** WRITTEN REQUEST **
Present the following data again exactly as it is shown.

Rows from a figure dataset
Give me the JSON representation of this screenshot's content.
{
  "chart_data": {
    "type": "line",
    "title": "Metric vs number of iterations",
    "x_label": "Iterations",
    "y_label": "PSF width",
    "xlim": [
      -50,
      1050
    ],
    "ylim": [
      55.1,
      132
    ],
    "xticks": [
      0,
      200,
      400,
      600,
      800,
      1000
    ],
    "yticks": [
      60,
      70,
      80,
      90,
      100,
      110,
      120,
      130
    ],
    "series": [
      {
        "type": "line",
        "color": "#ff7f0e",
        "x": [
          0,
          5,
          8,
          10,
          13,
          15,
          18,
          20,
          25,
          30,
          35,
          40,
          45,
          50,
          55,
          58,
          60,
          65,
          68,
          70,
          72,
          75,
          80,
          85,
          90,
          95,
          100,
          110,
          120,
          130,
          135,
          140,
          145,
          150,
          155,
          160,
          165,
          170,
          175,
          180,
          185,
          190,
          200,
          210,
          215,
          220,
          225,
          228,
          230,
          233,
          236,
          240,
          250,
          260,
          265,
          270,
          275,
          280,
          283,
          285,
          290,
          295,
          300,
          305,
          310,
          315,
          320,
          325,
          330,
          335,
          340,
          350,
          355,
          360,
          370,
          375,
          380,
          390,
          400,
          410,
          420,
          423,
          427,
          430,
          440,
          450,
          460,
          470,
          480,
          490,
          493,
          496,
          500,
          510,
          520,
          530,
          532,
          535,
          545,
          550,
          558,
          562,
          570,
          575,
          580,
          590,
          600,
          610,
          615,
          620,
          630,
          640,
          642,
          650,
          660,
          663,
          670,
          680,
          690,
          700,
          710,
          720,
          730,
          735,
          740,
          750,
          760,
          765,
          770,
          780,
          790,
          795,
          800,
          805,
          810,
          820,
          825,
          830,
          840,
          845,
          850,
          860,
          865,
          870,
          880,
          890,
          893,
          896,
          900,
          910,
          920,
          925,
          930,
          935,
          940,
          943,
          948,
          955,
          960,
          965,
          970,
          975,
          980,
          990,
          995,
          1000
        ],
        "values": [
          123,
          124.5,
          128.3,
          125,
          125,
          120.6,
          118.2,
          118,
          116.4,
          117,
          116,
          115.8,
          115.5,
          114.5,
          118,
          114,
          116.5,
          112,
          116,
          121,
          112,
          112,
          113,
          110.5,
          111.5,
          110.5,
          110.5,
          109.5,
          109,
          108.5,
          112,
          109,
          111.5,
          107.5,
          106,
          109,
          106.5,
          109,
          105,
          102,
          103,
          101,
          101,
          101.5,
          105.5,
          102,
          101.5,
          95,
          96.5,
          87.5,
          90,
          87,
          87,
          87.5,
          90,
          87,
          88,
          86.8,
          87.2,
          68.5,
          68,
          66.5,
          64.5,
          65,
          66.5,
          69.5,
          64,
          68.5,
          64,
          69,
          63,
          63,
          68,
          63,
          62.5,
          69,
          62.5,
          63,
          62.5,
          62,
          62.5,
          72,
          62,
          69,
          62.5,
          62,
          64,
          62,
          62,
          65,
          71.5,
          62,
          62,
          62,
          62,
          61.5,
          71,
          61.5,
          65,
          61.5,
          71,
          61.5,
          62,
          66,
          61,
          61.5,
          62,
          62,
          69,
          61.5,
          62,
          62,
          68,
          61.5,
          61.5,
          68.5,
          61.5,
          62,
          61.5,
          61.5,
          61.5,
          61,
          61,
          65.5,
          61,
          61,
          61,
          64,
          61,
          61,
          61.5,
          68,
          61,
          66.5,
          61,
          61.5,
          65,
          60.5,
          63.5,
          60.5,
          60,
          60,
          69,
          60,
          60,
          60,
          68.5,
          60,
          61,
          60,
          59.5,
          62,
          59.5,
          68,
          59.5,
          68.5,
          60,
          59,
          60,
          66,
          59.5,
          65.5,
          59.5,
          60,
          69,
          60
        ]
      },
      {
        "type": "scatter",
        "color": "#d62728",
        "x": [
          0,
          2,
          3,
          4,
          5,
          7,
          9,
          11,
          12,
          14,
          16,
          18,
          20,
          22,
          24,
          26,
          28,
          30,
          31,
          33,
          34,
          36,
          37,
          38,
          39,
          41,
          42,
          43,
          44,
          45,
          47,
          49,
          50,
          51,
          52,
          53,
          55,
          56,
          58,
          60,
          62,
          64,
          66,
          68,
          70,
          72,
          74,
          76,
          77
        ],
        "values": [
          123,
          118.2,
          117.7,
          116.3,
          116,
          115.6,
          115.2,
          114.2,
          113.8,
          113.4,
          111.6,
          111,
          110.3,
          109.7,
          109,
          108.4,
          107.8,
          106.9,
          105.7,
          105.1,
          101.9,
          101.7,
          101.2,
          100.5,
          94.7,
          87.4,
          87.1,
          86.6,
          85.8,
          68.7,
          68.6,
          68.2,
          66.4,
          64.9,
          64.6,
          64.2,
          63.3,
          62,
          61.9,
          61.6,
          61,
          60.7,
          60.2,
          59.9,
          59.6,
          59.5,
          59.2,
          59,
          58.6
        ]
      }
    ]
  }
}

** EXERCISE SOLUTION **
Give me the JSON representation of this screenshot's content.
{
  "chart_data": {
    "type": "line",
    "title": "Metric vs number of iterations",
    "x_label": "Iterations",
    "y_label": "PSF width",
    "xlim": [
      -50,
      1050
    ],
    "ylim": [
      55.1,
      132
    ],
    "xticks": [
      0,
      200,
      400,
      600,
      800,
      1000
    ],
    "yticks": [
      60,
      70,
      80,
      90,
      100,
      110,
      120,
      130
    ],
    "series": [
      {
        "type": "line",
        "color": "#ff7f0e",
        "x": [
          0,
          5,
          8,
          10,
          13,
          15,
          18,
          20,
          25,
          30,
          35,
          40,
          45,
          50,
          55,
          58,
          60,
          65,
          68,
          70,
          72,
          75,
          80,
          85,
          90,
          95,
          100,
          110,
          120,
          130,
          135,
          140,
          145,
          150,
          155,
          160,
          165,
          170,
          175,
          180,
          185,
          190,
          200,
          210,
          215,
          220,
          225,
          228,
          230,
          233,
          236,
          240,
          250,
          260,
          265,
          270,
          275,
          280,
          283,
          285,
          290,
          295,
          300,
          305,
          310,
          315,
          320,
          325,
          330,
          335,
          340,
          350,
          355,
          360,
          370,
          375,
          380,
          390,
          400,
          410,
          420,
          423,
          427,
          430,
          440,
          450,
          460,
          470,
          480,
          490,
          493,
          496,
          500,
          510,
          520,
          530,
          532,
          535,
          545,
          550,
          558,
          562,
          570,
          575,
          580,
          590,
          600,
          610,
          615,
          620,
          630,
          640,
          642,
          650,
          660,
          663,
          670,
          680,
          690,
          700,
          710,
          720,
          730,
          735,
          740,
          750,
          760,
          765,
          770,
          780,
          790,
          795,
          800,
          805,
          810,
          820,
          825,
          830,
          840,
          845,
          850,
          860,
          865,
          870,
          880,
          890,
          893,
          896,
          900,
          910,
          920,
          925,
          930,
          935,
          940,
          943,
          948,
          955,
          960,
          965,
          970,
          975,
          980,
          990,
          995,
          1000
        ],
        "values": [
          123,
          124.5,
          128.3,
          125,
          125,
          120.6,
          118.2,
          118,
          116.4,
          117,
          116,
          115.8,
          115.5,
          114.5,
          118,
          114,
          116.5,
          112,
          116,
          121,
          112,
          112,
          113,
          110.5,
          111.5,
          110.5,
          110.5,
          109.5,
          109,
          108.5,
          112,
          109,
          111.5,
          107.5,
          106,
          109,
          106.5,
          109,
          105,
          102,
          103,
          101,
          101,
          101.5,
          105.5,
          102,
          101.5,
          95,
          96.5,
          87.5,
          90,
          87,
          87,
          87.5,
          90,
          87,
          88,
          86.8,
          87.2,
          68.5,
          68,
          66.5,
          64.5,
          65,
          66.5,
          69.5,
          64,
          68.5,
          64,
          69,
          63,
          63,
          68,
          63,
          62.5,
          69,
          62.5,
          63,
          62.5,
          62,
          62.5,
          72,
          62,
          69,
          62.5,
          62,
          64,
          62,
          62,
          65,
          71.5,
          62,
          62,
          62,
          62,
          61.5,
          71,
          61.5,
          65,
          61.5,
          71,
          61.5,
          62,
          66,
          61,
          61.5,
          62,
          62,
          69,
          61.5,
          62,
          62,
          68,
          61.5,
          61.5,
          68.5,
          61.5,
          62,
          61.5,
          61.5,
          61.5,
          61,
          61,
          65.5,
          61,
          61,
          61,
          64,
          61,
          61,
          61.5,
          68,
          61,
          66.5,
          61,
          61.5,
          65,
          60.5,
          63.5,
          60.5,
          60,
          60,
          69,
          60,
          60,
          60,
          68.5,
          60,
          61,
          60,
          59.5,
          62,
          59.5,
          68,
          59.5,
          68.5,
          60,
          59,
          60,
          66,
          59.5,
          65.5,
          59.5,
          60,
          69,
          60
        ]
      },
      {
        "type": "scatter",
        "color": "#d62728",
        "x": [
          0,
          2,
          3,
          4,
          5,
          7,
          9,
          11,
          12,
          14,
          16,
          18,
          20,
          22,
          24,
          26,
          28,
          30,
          31,
          33,
          34,
          36,
          37,
          38,
          39,
          41,
          42,
          43,
          44,
          45,
          47,
          49,
          50,
          51,
          52,
          53,
          55,
          56,
          58,
          60,
          62,
          64,
          66,
          68,
          70,
          72,
          74,
          76,
          77
        ],
        "values": [
          123,
          118.2,
          117.7,
          116.3,
          116,
          115.6,
          115.2,
          114.2,
          113.8,
          113.4,
          111.6,
          111,
          110.3,
          109.7,
          109,
          108.4,
          107.8,
          106.9,
          105.7,
          105.1,
          101.9,
          101.7,
          101.2,
          100.5,
          94.7,
          87.4,
          87.1,
          86.6,
          85.8,
          68.7,
          68.6,
          68.2,
          66.4,
          64.9,
          64.6,
          64.2,
          63.3,
          62,
          61.9,
          61.6,
          61,
          60.7,
          60.2,
          59.9,
          59.6,
          59.5,
          59.2,
          59,
          58.6
        ]
      }
    ]
  }
}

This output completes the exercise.